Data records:

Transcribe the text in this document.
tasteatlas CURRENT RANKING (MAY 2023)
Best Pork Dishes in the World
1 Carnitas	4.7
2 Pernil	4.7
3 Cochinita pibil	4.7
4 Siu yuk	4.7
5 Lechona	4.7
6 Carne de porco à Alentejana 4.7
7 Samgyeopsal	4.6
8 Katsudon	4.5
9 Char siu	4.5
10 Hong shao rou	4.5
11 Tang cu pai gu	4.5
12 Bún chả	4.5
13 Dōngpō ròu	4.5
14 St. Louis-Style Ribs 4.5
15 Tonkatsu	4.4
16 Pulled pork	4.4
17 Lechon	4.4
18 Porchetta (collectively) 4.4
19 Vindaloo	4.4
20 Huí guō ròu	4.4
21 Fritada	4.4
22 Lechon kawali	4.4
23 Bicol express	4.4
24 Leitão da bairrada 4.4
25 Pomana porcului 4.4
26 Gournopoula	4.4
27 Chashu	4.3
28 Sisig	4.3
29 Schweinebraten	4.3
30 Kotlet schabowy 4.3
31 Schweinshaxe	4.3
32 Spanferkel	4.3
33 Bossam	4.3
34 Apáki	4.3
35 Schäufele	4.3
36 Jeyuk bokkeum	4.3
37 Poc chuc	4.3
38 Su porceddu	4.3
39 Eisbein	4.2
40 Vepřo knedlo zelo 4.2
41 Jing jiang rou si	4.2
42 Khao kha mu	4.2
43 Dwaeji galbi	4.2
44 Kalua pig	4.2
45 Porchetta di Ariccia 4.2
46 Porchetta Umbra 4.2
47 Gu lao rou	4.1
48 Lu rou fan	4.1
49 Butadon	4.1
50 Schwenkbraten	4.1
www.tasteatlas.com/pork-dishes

WHAT THE TASK ASKS: Find the word "Porchetta" in the entries above and gather every line that holds it.

ANSWER TO THE PROBLEM:
18 Porchetta (collectively) 4.4
45 Porchetta di Ariccia 4.2
46 Porchetta Umbra 4.2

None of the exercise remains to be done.